--- To be done ---
List each line in which the string "content" appears.

Part of a data file:
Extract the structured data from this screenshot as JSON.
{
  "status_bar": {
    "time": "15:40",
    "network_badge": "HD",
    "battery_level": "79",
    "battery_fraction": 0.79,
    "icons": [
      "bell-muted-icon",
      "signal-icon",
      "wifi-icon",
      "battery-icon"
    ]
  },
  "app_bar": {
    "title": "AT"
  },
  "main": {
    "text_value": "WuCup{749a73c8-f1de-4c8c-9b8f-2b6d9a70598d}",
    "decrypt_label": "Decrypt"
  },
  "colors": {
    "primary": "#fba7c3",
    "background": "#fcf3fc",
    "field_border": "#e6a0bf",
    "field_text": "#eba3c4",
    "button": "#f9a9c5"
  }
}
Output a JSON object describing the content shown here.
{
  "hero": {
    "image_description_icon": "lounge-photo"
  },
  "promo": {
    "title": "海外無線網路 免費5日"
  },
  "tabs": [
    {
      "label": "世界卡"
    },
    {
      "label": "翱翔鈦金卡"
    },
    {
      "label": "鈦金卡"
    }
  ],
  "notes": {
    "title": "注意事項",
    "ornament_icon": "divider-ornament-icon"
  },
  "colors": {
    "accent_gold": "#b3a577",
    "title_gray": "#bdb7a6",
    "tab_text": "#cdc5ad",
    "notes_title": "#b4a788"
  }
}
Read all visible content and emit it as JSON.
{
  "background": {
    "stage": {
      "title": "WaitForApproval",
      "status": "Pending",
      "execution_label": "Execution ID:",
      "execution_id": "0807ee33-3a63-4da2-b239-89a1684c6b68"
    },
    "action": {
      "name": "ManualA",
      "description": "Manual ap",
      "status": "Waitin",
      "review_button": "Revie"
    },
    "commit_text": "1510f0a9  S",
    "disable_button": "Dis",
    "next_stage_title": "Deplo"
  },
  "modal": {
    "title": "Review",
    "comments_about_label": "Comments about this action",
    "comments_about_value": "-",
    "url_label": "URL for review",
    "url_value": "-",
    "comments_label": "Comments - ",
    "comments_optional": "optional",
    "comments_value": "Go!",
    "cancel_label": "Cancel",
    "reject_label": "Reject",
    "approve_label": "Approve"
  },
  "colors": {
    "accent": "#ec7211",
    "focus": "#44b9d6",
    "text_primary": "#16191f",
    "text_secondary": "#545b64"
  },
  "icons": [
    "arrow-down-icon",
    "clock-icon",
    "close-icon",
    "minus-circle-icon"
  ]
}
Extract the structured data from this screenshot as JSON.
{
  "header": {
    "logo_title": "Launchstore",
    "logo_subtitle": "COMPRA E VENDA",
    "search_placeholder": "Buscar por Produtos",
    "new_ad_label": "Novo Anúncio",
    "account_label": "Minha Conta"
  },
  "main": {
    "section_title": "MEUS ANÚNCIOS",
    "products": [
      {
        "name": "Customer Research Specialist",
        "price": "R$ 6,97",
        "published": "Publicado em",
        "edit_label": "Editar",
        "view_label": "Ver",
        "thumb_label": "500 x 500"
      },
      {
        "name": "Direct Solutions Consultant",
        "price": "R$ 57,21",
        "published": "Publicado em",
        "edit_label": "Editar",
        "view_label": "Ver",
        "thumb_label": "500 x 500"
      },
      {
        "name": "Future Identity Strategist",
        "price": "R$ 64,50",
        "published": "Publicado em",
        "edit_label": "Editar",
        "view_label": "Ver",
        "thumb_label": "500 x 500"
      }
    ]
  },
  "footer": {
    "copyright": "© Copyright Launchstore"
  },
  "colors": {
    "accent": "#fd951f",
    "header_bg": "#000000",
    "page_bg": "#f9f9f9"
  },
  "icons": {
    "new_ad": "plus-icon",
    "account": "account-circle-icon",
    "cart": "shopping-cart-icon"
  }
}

--- Exercise solution ---
Output a JSON object describing the content shown here.
Read all visible content and emit it as JSON.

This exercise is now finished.